### [Your instructions]
Reproduce every entry exactly and leave its pictures out.

### Recorded data ###

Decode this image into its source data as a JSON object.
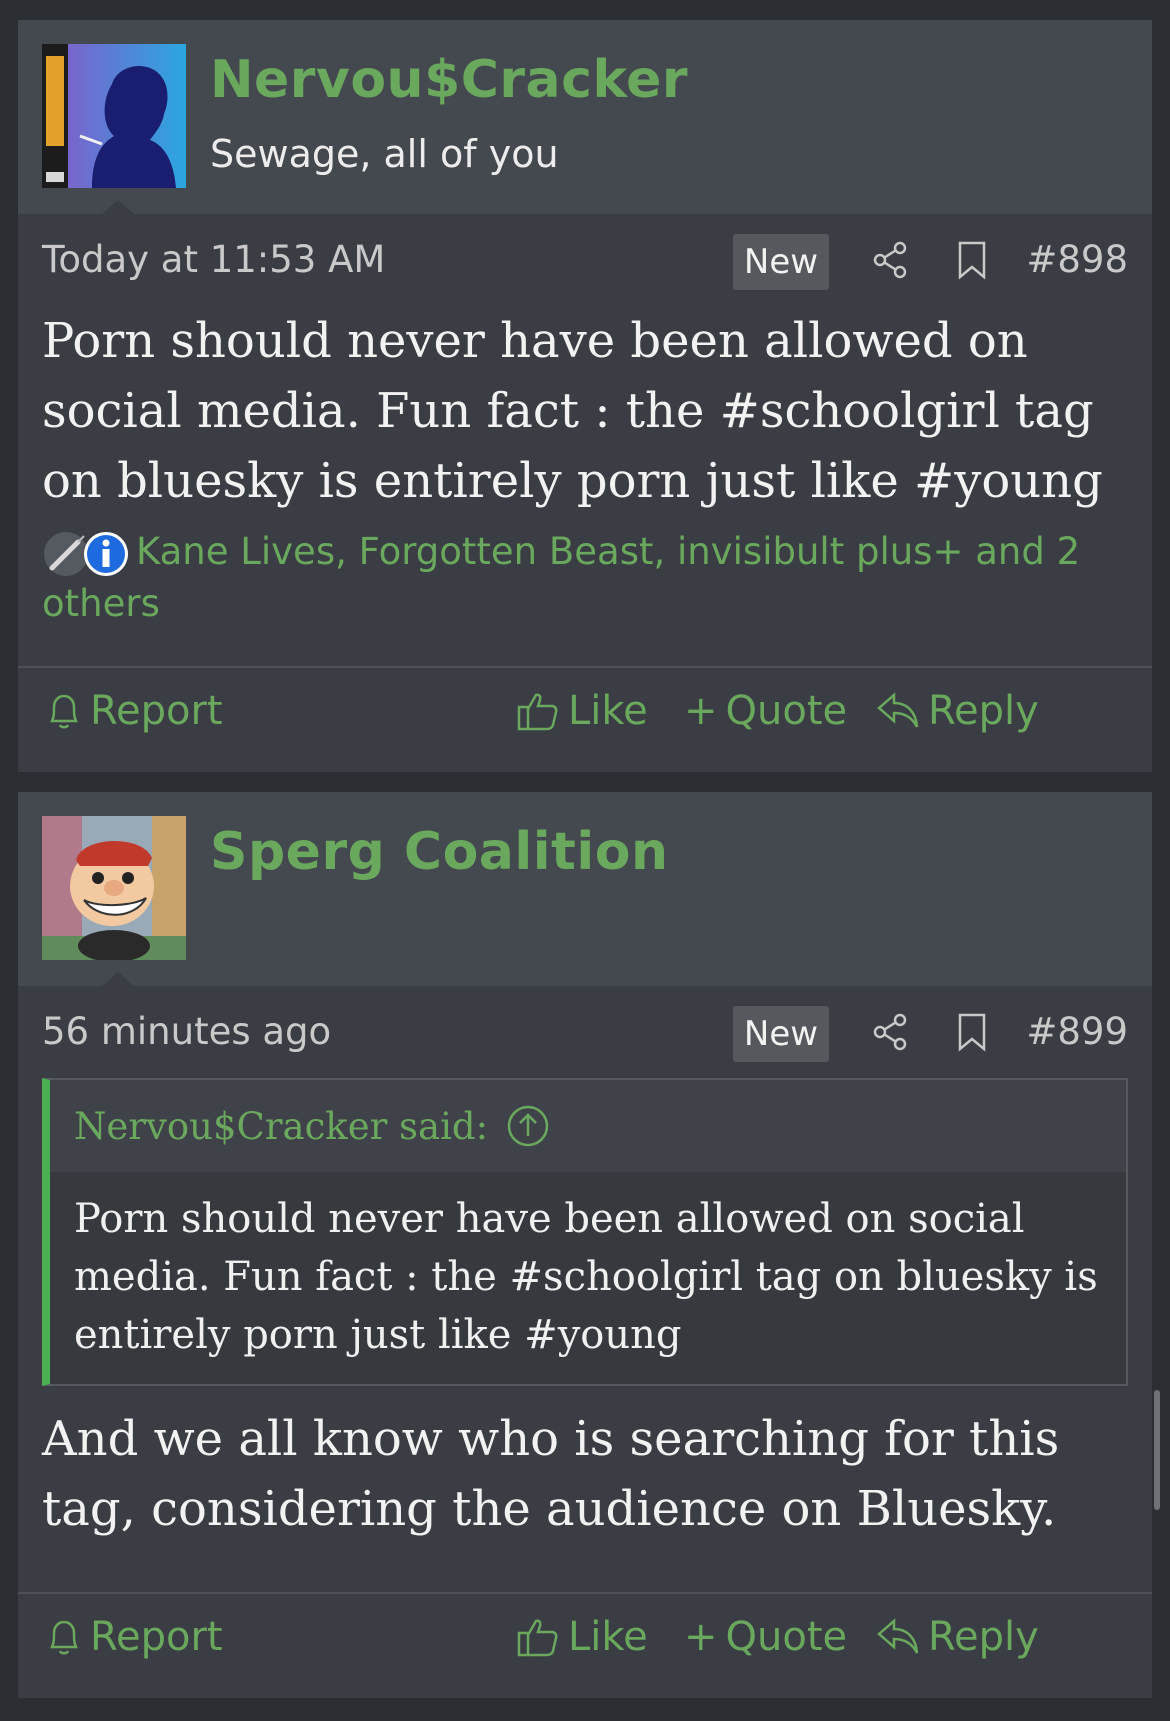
{
  "posts": [
    {
      "username": "Nervou$Cracker",
      "user_title": "Sewage, all of you",
      "timestamp": "Today at 11:53 AM",
      "badge": "New",
      "post_number": "#898",
      "body": "Porn should never have been allowed on social media. Fun fact : the #schoolgirl tag on bluesky is entirely porn just like #young",
      "reactions_text": "Kane Lives, Forgotten Beast, invisibult plus+ and 2 others",
      "actions": {
        "report": "Report",
        "like": "Like",
        "quote": "Quote",
        "reply": "Reply"
      }
    },
    {
      "username": "Sperg Coalition",
      "user_title": "",
      "timestamp": "56 minutes ago",
      "badge": "New",
      "post_number": "#899",
      "quote": {
        "attribution": "Nervou$Cracker said:",
        "text": "Porn should never have been allowed on social media. Fun fact : the #schoolgirl tag on bluesky is entirely porn just like #young"
      },
      "body": "And we all know who is searching for this tag, considering the audience on Bluesky.",
      "actions": {
        "report": "Report",
        "like": "Like",
        "quote": "Quote",
        "reply": "Reply"
      }
    }
  ],
  "colors": {
    "accent": "#6aa85d",
    "quote_bar": "#4caf50",
    "background": "#2b2f34",
    "post_bg": "#3a3d43"
  }
}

###

### [Written response]
Decode this image into its source data as a JSON object.
{
  "posts": [
    {
      "username": "Nervou$Cracker",
      "user_title": "Sewage, all of you",
      "timestamp": "Today at 11:53 AM",
      "badge": "New",
      "post_number": "#898",
      "body": "Porn should never have been allowed on social media. Fun fact : the #schoolgirl tag on bluesky is entirely porn just like #young",
      "reactions_text": "Kane Lives, Forgotten Beast, invisibult plus+ and 2 others",
      "actions": {
        "report": "Report",
        "like": "Like",
        "quote": "Quote",
        "reply": "Reply"
      }
    },
    {
      "username": "Sperg Coalition",
      "user_title": "",
      "timestamp": "56 minutes ago",
      "badge": "New",
      "post_number": "#899",
      "quote": {
        "attribution": "Nervou$Cracker said:",
        "text": "Porn should never have been allowed on social media. Fun fact : the #schoolgirl tag on bluesky is entirely porn just like #young"
      },
      "body": "And we all know who is searching for this tag, considering the audience on Bluesky.",
      "actions": {
        "report": "Report",
        "like": "Like",
        "quote": "Quote",
        "reply": "Reply"
      }
    }
  ],
  "colors": {
    "accent": "#6aa85d",
    "quote_bar": "#4caf50",
    "background": "#2b2f34",
    "post_bg": "#3a3d43"
  }
}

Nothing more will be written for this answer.